[begin Page excerpt]
FOX News Special Report With Brit Hume

(BEGIN VIDEO CLIP)

DAVID DREIER (R), CALFORNIA SENATE: Brian Bilbury is going to be joining us as a member of this Congress because he is passionly committed to securing our borders and making sure we win the global war on terror.

NANCY PELOSI (D), HOUSE MINORITY LEADER: I wish we had won, but I do think there was a message there for the republicans. They spent over $5 million to win by four points on a district that is about 20 percent republican advantaged.

(END VIDEO CLIP)

HUME: All that fuss is, of course, about California's 50th Congressional district, that's a seat formally held by the disgraced and new jailed Duke Cunningham. It is a republican district by about 15 percentage points, and the republicans have managed to hold on to it. It was much watched yesterday. Some analytical observations from all this now, from Bill Sammon, senior White House correspondent of the "Washington Examiner," Mort Kondracke the executive director of "Roll Call," and Mara Liasson a national political correspondent of "National Public Radio." FOX news contributors all of them.

Well, Mara this is your territory these days. What do you make of the outcome on California's 50th? It did look like the democrats might pick that seat up for awhile there.

MARA LIASSON, "NATIONAL PUBLIC RADIO": Well, it looked like she was going to do better. I wouldn't go so far as to look like they were going to win.

HUME: This is the race run by Brian Bilbray.

LIASSON: Right, Brian Bilbray who was a member of Congress, lost the seat in the neighboring district.

HUME: And went to work as a lobbyist.

LIASSON: Yes, and that, of course was the democrats tried to tie him to this republican culture of corruption and in a district where corruption has been in the news for a very long time because the previous incumbent is now in jail for bribery. I would say that it showed a couple things. No. 1, I think that the Bilbray ran this race gives other republicans some tools to survive in a hostile environment.
[end Page excerpt]
Tasks to perform →
(1) Could you rewrite the Special Report transcript, beginning at the words "Well, Mara this" and stopping after "the neighboring district.", with "the Republican nominee" in place of "Brian Bilbray"?
(2) Can you write the next part of the Special Report transcript, picking up after its final line?
You won't need the entries for any of this.
[begin Recorded data]
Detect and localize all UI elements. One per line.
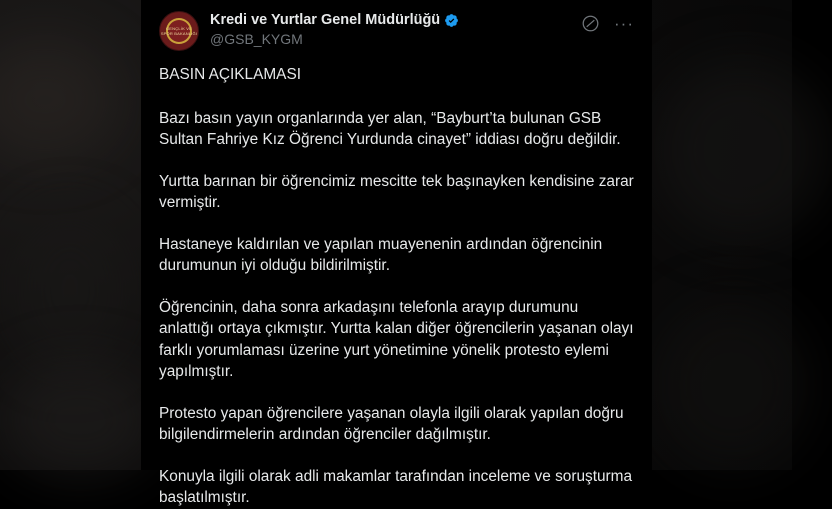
[end Recorded data]
[begin Recorded data]
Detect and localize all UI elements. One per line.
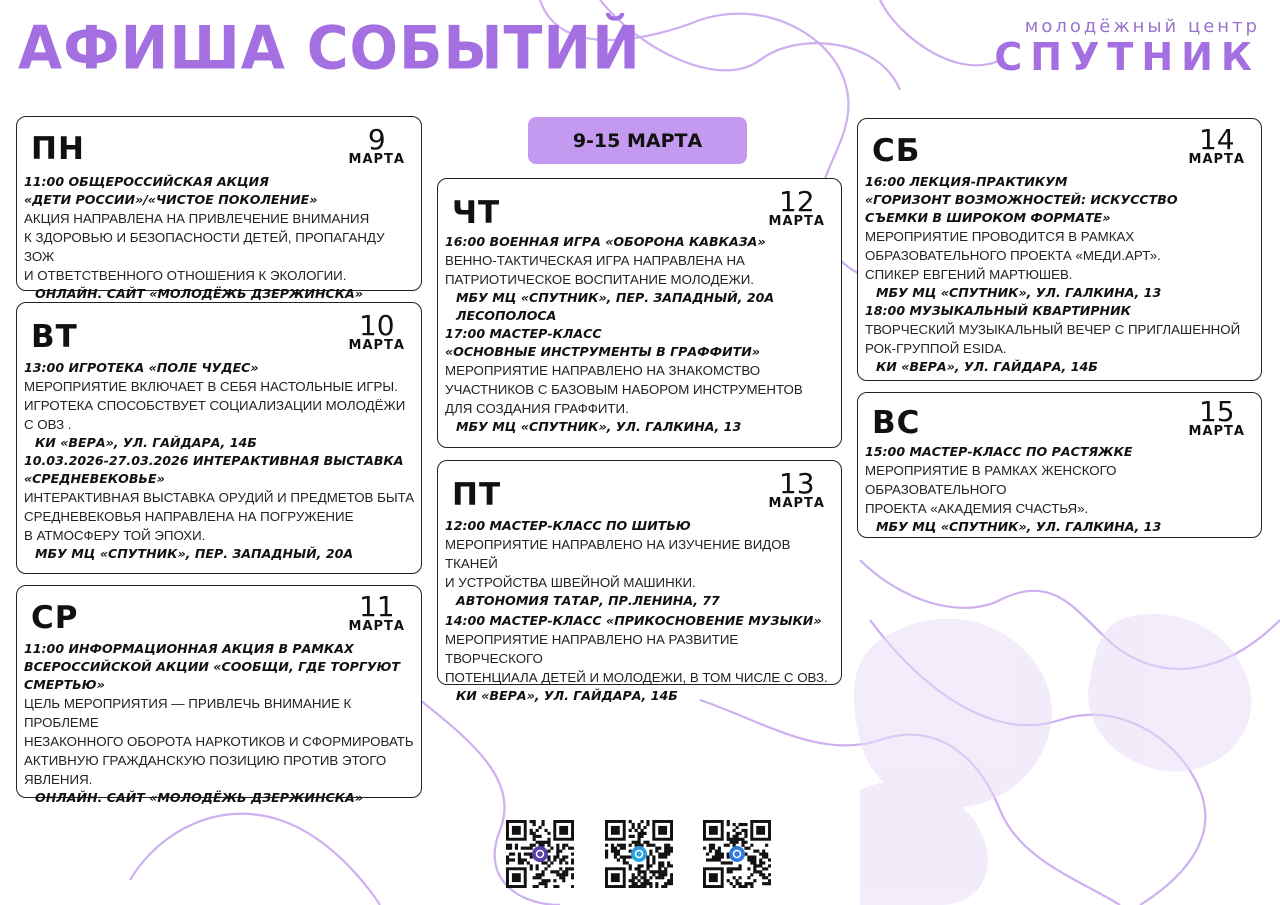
[end Recorded data]
Set of answers →
(1)
Well, Mara this is your territory these days. What do you make of the outcome on California's 50th? It did look like the democrats might pick that seat up for awhile there.

MARA LIASSON, "NATIONAL PUBLIC RADIO": Well, it looked like she was going to do better. I wouldn't go so far as to look like they were going to win.

HUME: This is the race run by the Republican nominee.

LIASSON: Right, the Republican nominee who was a member of Congress, lost the seat in the neighboring district.

(2)
What he did is what Ken Mehlman told what every republican's do, which was change the election from a referendum on the president and his party into a choice between two local specific candidates and that's what he did. He used immigration, which is a hot issue in his district to show he was tougher on immigration than Francine Busby, who's democratic opponent, she was the weak one and he pulled the election out, even losing four points to a Minuteman backed harder line candidate on immigration.

So even though he only won by four, he had some additional baggage.

LIASSON: He had some additional competition from the right. I think it tells democrats if they are going to ride the anti-incumbent wave to victory, which she failed to do, you have to somehow tie the ethics argument to something bigger, if you're going to convince enough voters to say it's a time for a change and ethics are a part of it.

MORT KONDRACKE, "ROLLCALL": I mean, if you add the Minuteman's candidate's vote, four percent to Bilbray's vote that equals 53 percent of the vote and Bush only won it by 55 percent. Cunningham, the previous congressman won by 58 percent.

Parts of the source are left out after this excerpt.